**Short task**
Restate the full listing word for word and leave the pictures out.

**Given records**
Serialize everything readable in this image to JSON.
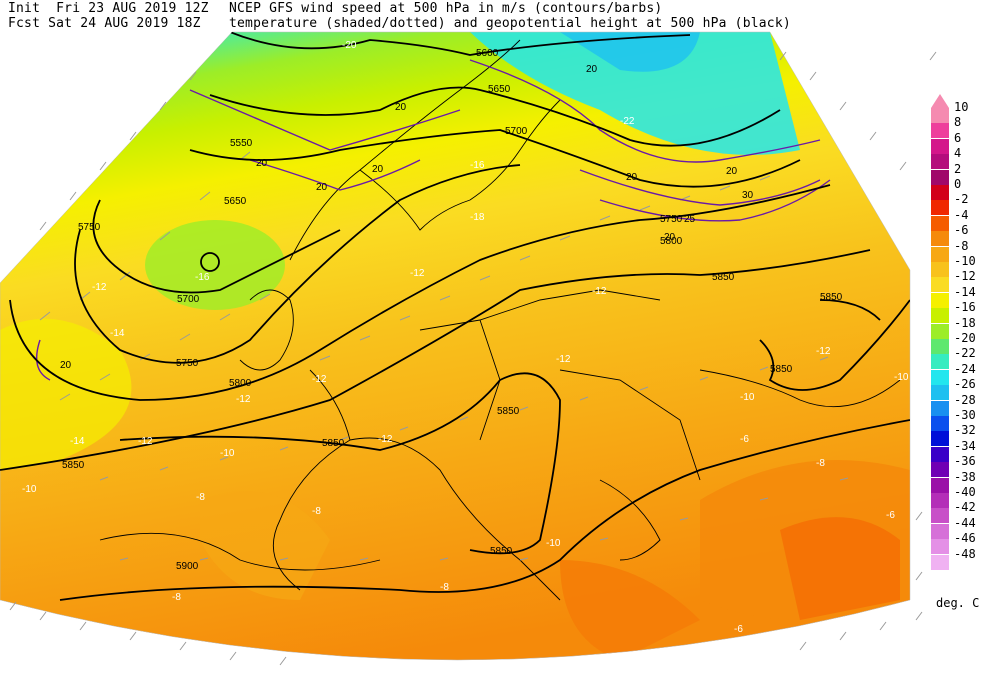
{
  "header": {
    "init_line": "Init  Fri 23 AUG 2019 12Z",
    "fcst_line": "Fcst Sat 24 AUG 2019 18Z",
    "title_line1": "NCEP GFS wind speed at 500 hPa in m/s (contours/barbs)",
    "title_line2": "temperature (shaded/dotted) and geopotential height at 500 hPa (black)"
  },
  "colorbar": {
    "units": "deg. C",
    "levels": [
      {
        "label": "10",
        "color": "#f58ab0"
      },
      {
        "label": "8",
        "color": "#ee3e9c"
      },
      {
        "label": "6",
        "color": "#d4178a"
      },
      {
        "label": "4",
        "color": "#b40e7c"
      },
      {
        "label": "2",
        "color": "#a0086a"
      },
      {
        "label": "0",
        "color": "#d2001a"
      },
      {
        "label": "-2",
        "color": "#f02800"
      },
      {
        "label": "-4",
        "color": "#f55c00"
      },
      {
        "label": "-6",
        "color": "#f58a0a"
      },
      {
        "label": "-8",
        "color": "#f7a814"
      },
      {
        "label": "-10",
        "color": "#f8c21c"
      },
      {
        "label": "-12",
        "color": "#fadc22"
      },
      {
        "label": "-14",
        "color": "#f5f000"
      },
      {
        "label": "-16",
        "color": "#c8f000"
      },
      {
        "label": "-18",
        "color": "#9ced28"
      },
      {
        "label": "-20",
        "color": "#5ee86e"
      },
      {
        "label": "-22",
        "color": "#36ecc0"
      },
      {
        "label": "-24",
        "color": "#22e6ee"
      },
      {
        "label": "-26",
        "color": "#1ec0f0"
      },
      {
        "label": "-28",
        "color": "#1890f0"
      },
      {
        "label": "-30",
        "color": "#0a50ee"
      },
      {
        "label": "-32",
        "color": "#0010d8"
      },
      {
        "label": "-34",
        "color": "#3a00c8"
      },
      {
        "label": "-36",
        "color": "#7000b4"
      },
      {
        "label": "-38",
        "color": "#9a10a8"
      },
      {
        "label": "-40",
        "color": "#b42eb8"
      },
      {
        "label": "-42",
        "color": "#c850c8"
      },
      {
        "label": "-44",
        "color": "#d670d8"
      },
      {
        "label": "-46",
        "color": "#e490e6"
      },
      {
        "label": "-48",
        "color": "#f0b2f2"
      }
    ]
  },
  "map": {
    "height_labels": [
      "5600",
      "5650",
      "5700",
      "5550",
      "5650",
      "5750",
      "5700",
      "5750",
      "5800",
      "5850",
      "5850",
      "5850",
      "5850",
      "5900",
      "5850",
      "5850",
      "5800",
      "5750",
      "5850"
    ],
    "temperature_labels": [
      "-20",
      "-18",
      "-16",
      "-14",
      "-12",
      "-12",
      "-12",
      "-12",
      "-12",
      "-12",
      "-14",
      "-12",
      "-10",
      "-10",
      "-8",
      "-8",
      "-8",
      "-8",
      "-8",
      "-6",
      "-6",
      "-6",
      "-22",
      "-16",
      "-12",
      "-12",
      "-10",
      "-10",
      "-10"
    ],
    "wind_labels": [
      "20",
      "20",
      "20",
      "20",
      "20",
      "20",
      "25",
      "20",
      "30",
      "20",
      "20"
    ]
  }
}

**Final result**
Serialize everything readable in this image to JSON.
{
  "header": {
    "init_line": "Init  Fri 23 AUG 2019 12Z",
    "fcst_line": "Fcst Sat 24 AUG 2019 18Z",
    "title_line1": "NCEP GFS wind speed at 500 hPa in m/s (contours/barbs)",
    "title_line2": "temperature (shaded/dotted) and geopotential height at 500 hPa (black)"
  },
  "colorbar": {
    "units": "deg. C",
    "levels": [
      {
        "label": "10",
        "color": "#f58ab0"
      },
      {
        "label": "8",
        "color": "#ee3e9c"
      },
      {
        "label": "6",
        "color": "#d4178a"
      },
      {
        "label": "4",
        "color": "#b40e7c"
      },
      {
        "label": "2",
        "color": "#a0086a"
      },
      {
        "label": "0",
        "color": "#d2001a"
      },
      {
        "label": "-2",
        "color": "#f02800"
      },
      {
        "label": "-4",
        "color": "#f55c00"
      },
      {
        "label": "-6",
        "color": "#f58a0a"
      },
      {
        "label": "-8",
        "color": "#f7a814"
      },
      {
        "label": "-10",
        "color": "#f8c21c"
      },
      {
        "label": "-12",
        "color": "#fadc22"
      },
      {
        "label": "-14",
        "color": "#f5f000"
      },
      {
        "label": "-16",
        "color": "#c8f000"
      },
      {
        "label": "-18",
        "color": "#9ced28"
      },
      {
        "label": "-20",
        "color": "#5ee86e"
      },
      {
        "label": "-22",
        "color": "#36ecc0"
      },
      {
        "label": "-24",
        "color": "#22e6ee"
      },
      {
        "label": "-26",
        "color": "#1ec0f0"
      },
      {
        "label": "-28",
        "color": "#1890f0"
      },
      {
        "label": "-30",
        "color": "#0a50ee"
      },
      {
        "label": "-32",
        "color": "#0010d8"
      },
      {
        "label": "-34",
        "color": "#3a00c8"
      },
      {
        "label": "-36",
        "color": "#7000b4"
      },
      {
        "label": "-38",
        "color": "#9a10a8"
      },
      {
        "label": "-40",
        "color": "#b42eb8"
      },
      {
        "label": "-42",
        "color": "#c850c8"
      },
      {
        "label": "-44",
        "color": "#d670d8"
      },
      {
        "label": "-46",
        "color": "#e490e6"
      },
      {
        "label": "-48",
        "color": "#f0b2f2"
      }
    ]
  },
  "map": {
    "height_labels": [
      "5600",
      "5650",
      "5700",
      "5550",
      "5650",
      "5750",
      "5700",
      "5750",
      "5800",
      "5850",
      "5850",
      "5850",
      "5850",
      "5900",
      "5850",
      "5850",
      "5800",
      "5750",
      "5850"
    ],
    "temperature_labels": [
      "-20",
      "-18",
      "-16",
      "-14",
      "-12",
      "-12",
      "-12",
      "-12",
      "-12",
      "-12",
      "-14",
      "-12",
      "-10",
      "-10",
      "-8",
      "-8",
      "-8",
      "-8",
      "-8",
      "-6",
      "-6",
      "-6",
      "-22",
      "-16",
      "-12",
      "-12",
      "-10",
      "-10",
      "-10"
    ],
    "wind_labels": [
      "20",
      "20",
      "20",
      "20",
      "20",
      "20",
      "25",
      "20",
      "30",
      "20",
      "20"
    ]
  }
}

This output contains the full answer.